EXERCISE DETAILS » Your task is to transcribe the records exactly, skipping every image.
[start AVAILABLE RECORDS]
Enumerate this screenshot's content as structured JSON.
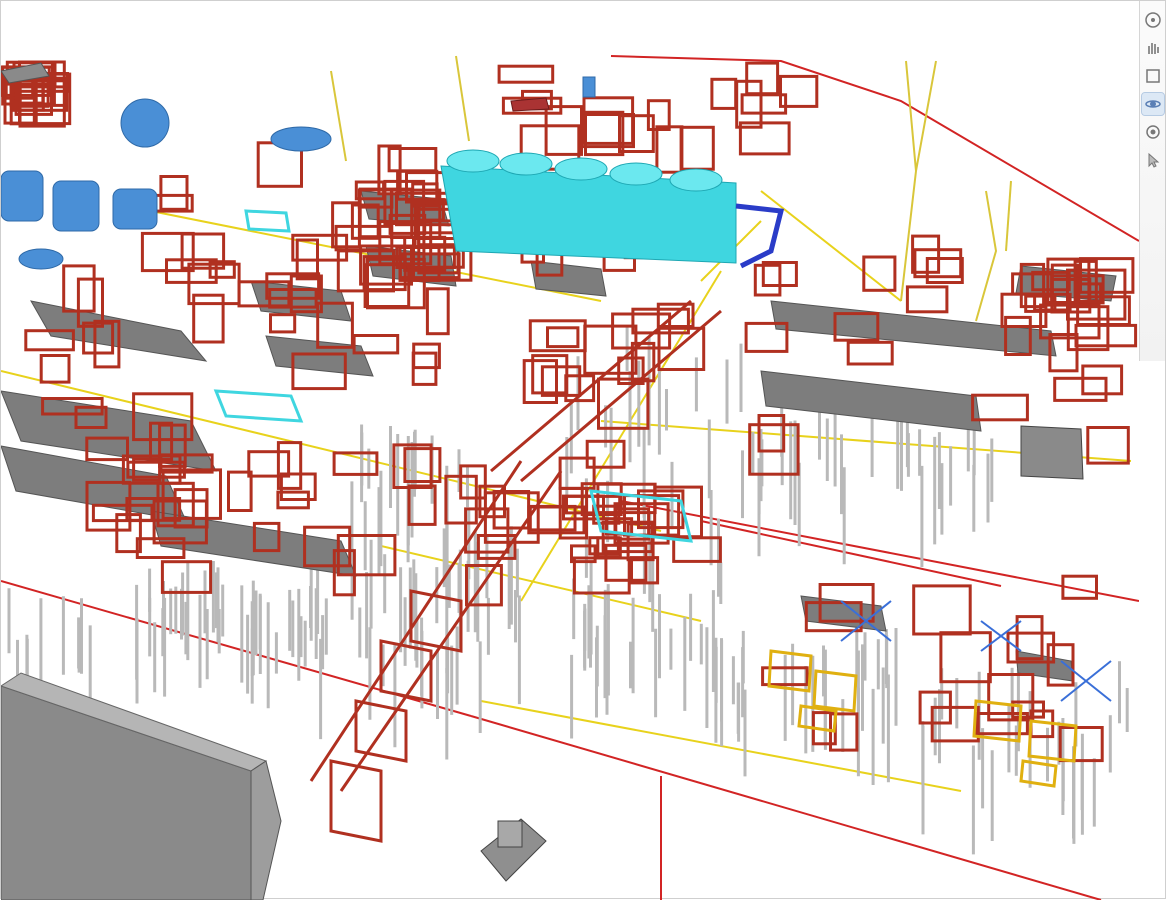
{
  "viewer": {
    "colors": {
      "steel": "#b03020",
      "steel_dark": "#8c2418",
      "deck": "#7d7d7d",
      "pipe": "#e8d21c",
      "piles": "#b9b9b9",
      "equipment_cyan": "#3fd6e0",
      "vessels_blue": "#4a8fd6",
      "boundary_line": "#d22424",
      "building": "#8a8a8a"
    },
    "nav_toolbar": [
      {
        "name": "steering-wheel-icon",
        "state": "normal"
      },
      {
        "name": "pan-hand-icon",
        "state": "normal"
      },
      {
        "name": "zoom-window-icon",
        "state": "normal"
      },
      {
        "name": "orbit-icon",
        "state": "active"
      },
      {
        "name": "look-around-icon",
        "state": "normal"
      },
      {
        "name": "select-arrow-icon",
        "state": "normal"
      }
    ]
  }
}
[end AVAILABLE RECORDS]
RESULT OF THIS TASK »
Enumerate this screenshot's content as structured JSON.
{
  "viewer": {
    "colors": {
      "steel": "#b03020",
      "steel_dark": "#8c2418",
      "deck": "#7d7d7d",
      "pipe": "#e8d21c",
      "piles": "#b9b9b9",
      "equipment_cyan": "#3fd6e0",
      "vessels_blue": "#4a8fd6",
      "boundary_line": "#d22424",
      "building": "#8a8a8a"
    },
    "nav_toolbar": [
      {
        "name": "steering-wheel-icon",
        "state": "normal"
      },
      {
        "name": "pan-hand-icon",
        "state": "normal"
      },
      {
        "name": "zoom-window-icon",
        "state": "normal"
      },
      {
        "name": "orbit-icon",
        "state": "active"
      },
      {
        "name": "look-around-icon",
        "state": "normal"
      },
      {
        "name": "select-arrow-icon",
        "state": "normal"
      }
    ]
  }
}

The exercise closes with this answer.